PROMPT. Look for the word "weeks" in the entries below, then copy every line that has it.
↓↓↓
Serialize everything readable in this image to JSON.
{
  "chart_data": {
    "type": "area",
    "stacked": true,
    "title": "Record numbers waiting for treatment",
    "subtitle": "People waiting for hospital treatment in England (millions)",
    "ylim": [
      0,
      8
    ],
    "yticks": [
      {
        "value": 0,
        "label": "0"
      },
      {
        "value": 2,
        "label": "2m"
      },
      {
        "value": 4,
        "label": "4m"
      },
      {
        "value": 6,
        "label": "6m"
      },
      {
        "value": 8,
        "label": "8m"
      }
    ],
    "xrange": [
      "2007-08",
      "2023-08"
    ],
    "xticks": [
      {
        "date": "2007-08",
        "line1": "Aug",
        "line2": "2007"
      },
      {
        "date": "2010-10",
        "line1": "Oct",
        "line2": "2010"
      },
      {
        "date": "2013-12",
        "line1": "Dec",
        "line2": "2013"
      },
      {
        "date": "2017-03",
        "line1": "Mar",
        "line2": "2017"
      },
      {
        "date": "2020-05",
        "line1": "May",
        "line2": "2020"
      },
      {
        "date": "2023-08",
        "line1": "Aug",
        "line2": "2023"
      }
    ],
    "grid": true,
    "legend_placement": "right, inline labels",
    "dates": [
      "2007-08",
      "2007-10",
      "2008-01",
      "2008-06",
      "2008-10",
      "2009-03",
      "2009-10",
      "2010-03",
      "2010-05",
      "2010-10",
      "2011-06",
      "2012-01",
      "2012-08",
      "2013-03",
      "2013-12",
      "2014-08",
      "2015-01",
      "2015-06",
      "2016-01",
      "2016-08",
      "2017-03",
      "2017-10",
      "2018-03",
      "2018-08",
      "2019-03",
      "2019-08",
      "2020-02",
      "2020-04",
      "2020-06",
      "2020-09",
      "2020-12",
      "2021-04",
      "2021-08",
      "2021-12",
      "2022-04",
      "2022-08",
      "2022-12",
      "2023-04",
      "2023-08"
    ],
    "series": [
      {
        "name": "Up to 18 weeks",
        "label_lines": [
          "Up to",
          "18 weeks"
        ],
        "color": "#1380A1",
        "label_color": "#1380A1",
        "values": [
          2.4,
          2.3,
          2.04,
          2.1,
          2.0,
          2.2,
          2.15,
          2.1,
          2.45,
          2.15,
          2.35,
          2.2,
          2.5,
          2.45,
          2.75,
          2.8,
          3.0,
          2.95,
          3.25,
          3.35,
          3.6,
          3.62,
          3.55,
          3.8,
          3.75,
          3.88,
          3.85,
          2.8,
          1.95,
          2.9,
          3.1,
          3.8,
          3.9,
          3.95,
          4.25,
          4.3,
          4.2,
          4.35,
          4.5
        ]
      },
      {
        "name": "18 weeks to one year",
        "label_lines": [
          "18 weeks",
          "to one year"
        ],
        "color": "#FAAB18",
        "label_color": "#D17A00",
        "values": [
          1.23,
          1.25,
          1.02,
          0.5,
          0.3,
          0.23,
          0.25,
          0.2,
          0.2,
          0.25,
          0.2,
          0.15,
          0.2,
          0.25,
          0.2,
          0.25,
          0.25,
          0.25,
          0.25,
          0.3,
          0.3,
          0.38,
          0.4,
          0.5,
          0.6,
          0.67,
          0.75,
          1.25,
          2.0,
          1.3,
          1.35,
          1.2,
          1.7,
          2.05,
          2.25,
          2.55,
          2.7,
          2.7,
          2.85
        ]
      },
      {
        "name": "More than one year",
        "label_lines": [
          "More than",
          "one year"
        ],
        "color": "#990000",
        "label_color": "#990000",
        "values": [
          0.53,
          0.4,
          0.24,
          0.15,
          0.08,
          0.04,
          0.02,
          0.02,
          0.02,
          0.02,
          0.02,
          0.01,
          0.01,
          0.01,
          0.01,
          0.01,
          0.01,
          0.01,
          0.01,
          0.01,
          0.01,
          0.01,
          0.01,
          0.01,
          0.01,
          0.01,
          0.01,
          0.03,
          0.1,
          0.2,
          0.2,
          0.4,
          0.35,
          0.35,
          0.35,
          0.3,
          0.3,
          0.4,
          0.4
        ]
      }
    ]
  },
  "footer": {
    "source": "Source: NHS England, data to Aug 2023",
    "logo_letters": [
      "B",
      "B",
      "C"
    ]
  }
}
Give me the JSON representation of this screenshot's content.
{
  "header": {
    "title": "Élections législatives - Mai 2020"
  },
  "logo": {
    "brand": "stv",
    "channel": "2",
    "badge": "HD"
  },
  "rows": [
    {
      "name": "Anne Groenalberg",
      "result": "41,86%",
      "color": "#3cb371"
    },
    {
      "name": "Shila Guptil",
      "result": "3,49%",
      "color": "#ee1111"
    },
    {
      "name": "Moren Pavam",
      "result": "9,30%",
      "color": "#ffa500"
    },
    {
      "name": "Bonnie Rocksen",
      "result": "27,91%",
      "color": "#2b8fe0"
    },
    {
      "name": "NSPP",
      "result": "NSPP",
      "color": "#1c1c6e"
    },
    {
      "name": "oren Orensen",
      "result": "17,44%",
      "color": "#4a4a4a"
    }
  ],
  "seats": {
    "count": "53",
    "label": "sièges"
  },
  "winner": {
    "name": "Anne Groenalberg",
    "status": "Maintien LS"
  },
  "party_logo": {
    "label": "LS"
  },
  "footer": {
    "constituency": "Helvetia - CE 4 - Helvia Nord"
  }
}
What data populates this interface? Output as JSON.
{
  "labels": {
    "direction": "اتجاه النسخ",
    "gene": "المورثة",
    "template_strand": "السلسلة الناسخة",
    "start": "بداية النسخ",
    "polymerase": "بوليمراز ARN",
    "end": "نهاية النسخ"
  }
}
↑↑↑
EXERCISE OUTPUT.
        "name": "Up to 18 weeks",
          "18 weeks"
        "name": "18 weeks to one year",
          "18 weeks",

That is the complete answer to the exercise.